::: INFORMATION SHOWN :::

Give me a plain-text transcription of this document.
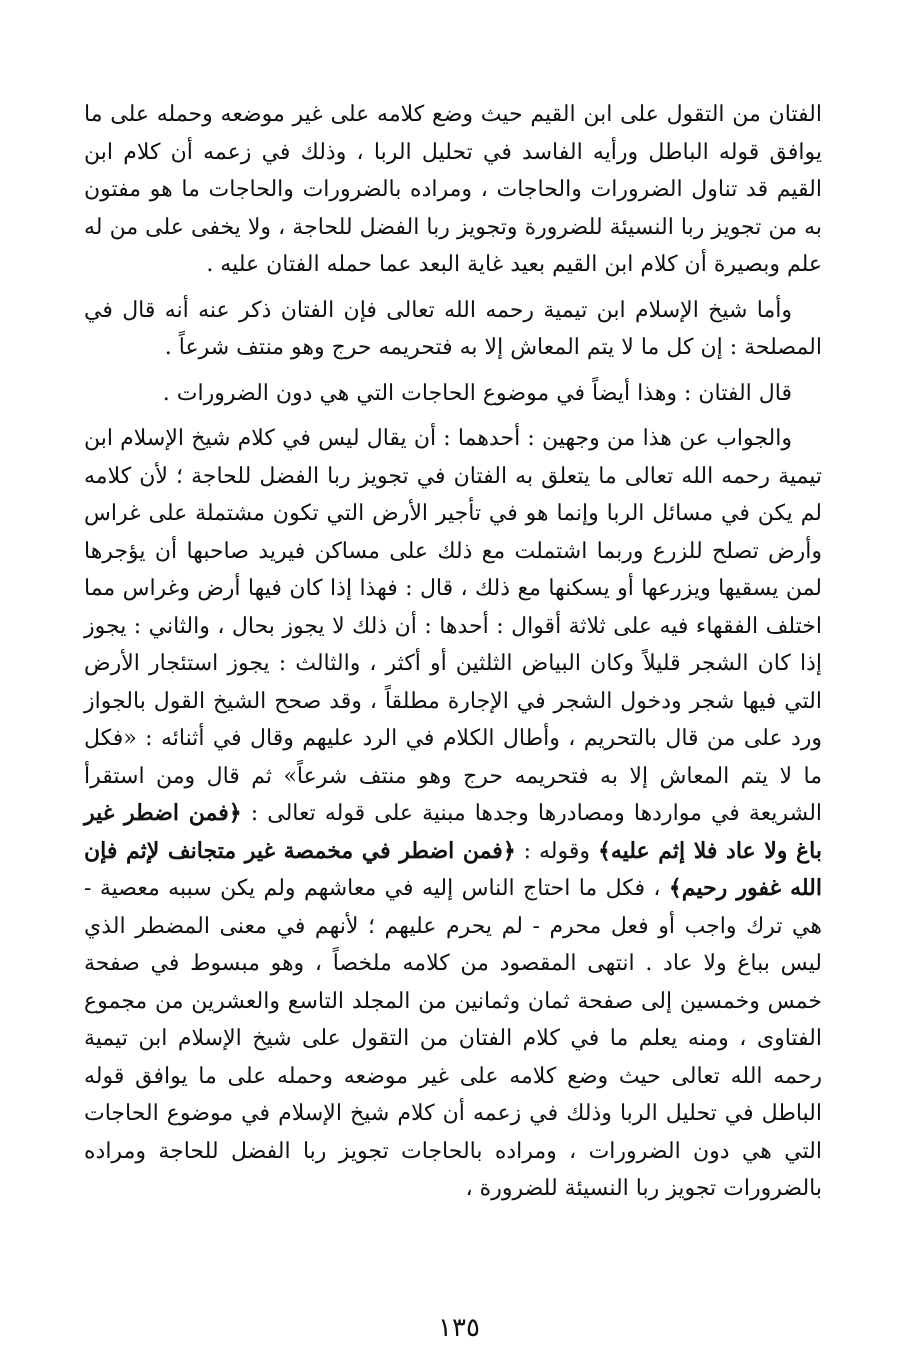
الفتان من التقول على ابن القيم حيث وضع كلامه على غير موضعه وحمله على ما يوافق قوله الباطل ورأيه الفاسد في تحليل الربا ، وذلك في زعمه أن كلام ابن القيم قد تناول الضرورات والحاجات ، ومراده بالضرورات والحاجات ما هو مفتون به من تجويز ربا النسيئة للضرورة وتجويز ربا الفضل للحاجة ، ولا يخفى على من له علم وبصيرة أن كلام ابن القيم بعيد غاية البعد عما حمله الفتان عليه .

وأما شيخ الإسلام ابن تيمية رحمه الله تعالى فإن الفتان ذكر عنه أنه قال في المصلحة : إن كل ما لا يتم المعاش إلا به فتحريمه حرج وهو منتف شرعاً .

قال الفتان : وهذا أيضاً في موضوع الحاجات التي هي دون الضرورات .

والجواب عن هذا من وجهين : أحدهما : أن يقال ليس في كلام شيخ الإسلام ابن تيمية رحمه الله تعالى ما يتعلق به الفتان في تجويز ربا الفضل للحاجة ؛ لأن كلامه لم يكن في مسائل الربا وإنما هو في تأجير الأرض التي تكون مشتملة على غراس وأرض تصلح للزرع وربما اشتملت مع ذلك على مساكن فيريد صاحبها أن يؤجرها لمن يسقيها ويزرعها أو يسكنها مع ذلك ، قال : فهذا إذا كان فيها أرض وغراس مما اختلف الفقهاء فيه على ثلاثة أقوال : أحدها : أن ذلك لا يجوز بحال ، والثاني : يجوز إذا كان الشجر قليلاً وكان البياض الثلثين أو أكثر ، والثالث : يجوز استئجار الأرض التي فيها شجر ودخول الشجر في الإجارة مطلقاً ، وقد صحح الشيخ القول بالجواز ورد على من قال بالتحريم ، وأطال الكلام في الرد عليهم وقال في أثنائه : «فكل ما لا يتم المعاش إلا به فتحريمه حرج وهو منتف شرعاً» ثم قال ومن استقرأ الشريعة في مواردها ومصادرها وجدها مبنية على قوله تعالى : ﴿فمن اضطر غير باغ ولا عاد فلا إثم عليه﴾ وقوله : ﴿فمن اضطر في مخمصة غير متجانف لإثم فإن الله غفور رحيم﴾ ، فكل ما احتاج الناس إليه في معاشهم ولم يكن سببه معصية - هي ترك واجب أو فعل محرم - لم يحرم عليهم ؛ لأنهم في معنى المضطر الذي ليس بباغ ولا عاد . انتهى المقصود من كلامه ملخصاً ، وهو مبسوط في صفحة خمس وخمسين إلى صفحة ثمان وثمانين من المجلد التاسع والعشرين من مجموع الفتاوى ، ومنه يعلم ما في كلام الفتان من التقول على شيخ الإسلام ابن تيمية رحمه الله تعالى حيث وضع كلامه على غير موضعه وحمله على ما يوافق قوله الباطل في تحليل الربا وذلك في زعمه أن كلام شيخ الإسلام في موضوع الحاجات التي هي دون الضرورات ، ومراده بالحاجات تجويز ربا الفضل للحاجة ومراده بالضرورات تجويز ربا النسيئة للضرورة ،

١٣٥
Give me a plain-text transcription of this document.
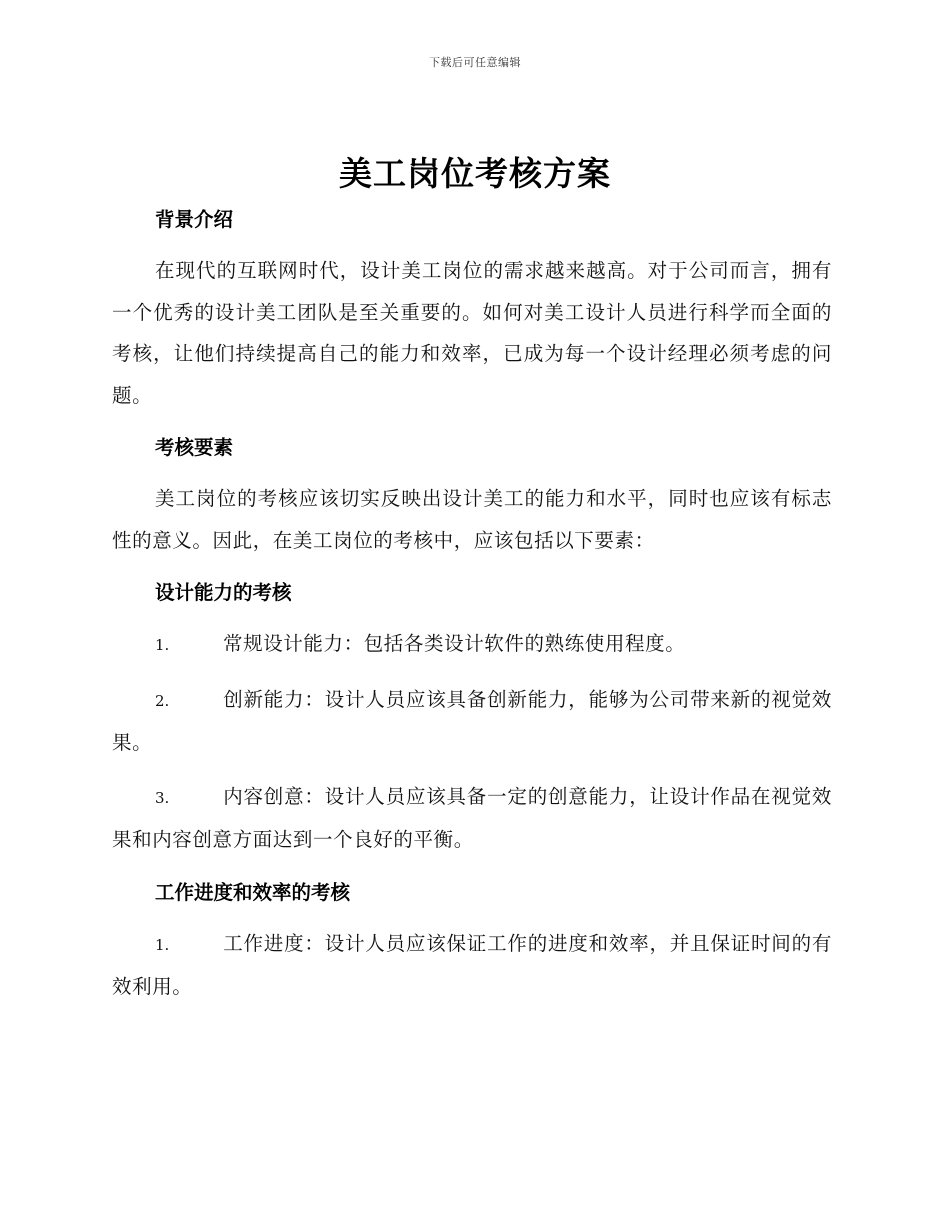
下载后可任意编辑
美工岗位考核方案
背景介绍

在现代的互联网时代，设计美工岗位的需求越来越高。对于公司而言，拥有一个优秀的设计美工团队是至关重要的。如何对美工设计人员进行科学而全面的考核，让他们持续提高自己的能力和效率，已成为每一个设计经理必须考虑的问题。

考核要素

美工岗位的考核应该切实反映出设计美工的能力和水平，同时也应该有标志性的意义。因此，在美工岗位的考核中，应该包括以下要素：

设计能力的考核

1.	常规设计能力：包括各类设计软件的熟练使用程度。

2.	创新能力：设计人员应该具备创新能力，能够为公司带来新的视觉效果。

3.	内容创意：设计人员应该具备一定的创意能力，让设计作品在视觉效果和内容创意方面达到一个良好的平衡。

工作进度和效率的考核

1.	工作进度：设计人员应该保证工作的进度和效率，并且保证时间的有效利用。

:::

Copy out all lines where the word "التي" appears.

> [RESPONSE TO THE TASK]
قال الفتان : وهذا أيضاً في موضوع الحاجات التي هي دون الضرورات .
والجواب عن هذا من وجهين : أحدهما : أن يقال ليس في كلام شيخ الإسلام ابن تيمية رحمه الله تعالى ما يتعلق به الفتان في تجويز ربا الفضل للحاجة ؛ لأن كلامه لم يكن في مسائل الربا وإنما هو في تأجير الأرض التي تكون مشتملة على غراس وأرض تصلح للزرع وربما اشتملت مع ذلك على مساكن فيريد صاحبها أن يؤجرها لمن يسقيها ويزرعها أو يسكنها مع ذلك ، قال : فهذا إذا كان فيها أرض وغراس مما اختلف الفقهاء فيه على ثلاثة أقوال : أحدها : أن ذلك لا يجوز بحال ، والثاني : يجوز إذا كان الشجر قليلاً وكان البياض الثلثين أو أكثر ، والثالث : يجوز استئجار الأرض التي فيها شجر ودخول الشجر في الإجارة مطلقاً ، وقد صحح الشيخ القول بالجواز ورد على من قال بالتحريم ، وأطال الكلام في الرد عليهم وقال في أثنائه : «فكل ما لا يتم المعاش إلا به فتحريمه حرج وهو منتف شرعاً» ثم قال ومن استقرأ الشريعة في مواردها ومصادرها وجدها مبنية على قوله تعالى : ﴿فمن اضطر غير باغ ولا عاد فلا إثم عليه﴾ وقوله : ﴿فمن اضطر في مخمصة غير متجانف لإثم فإن الله غفور رحيم﴾ ، فكل ما احتاج الناس إليه في معاشهم ولم يكن سببه معصية - هي ترك واجب أو فعل محرم - لم يحرم عليهم ؛ لأنهم في معنى المضطر الذي ليس بباغ ولا عاد . انتهى المقصود من كلامه ملخصاً ، وهو مبسوط في صفحة خمس وخمسين إلى صفحة ثمان وثمانين من المجلد التاسع والعشرين من مجموع الفتاوى ، ومنه يعلم ما في كلام الفتان من التقول على شيخ الإسلام ابن تيمية رحمه الله تعالى حيث وضع كلامه على غير موضعه وحمله على ما يوافق قوله الباطل في تحليل الربا وذلك في زعمه أن كلام شيخ الإسلام في موضوع الحاجات التي هي دون الضرورات ، ومراده بالحاجات تجويز ربا الفضل للحاجة ومراده بالضرورات تجويز ربا النسيئة للضرورة ،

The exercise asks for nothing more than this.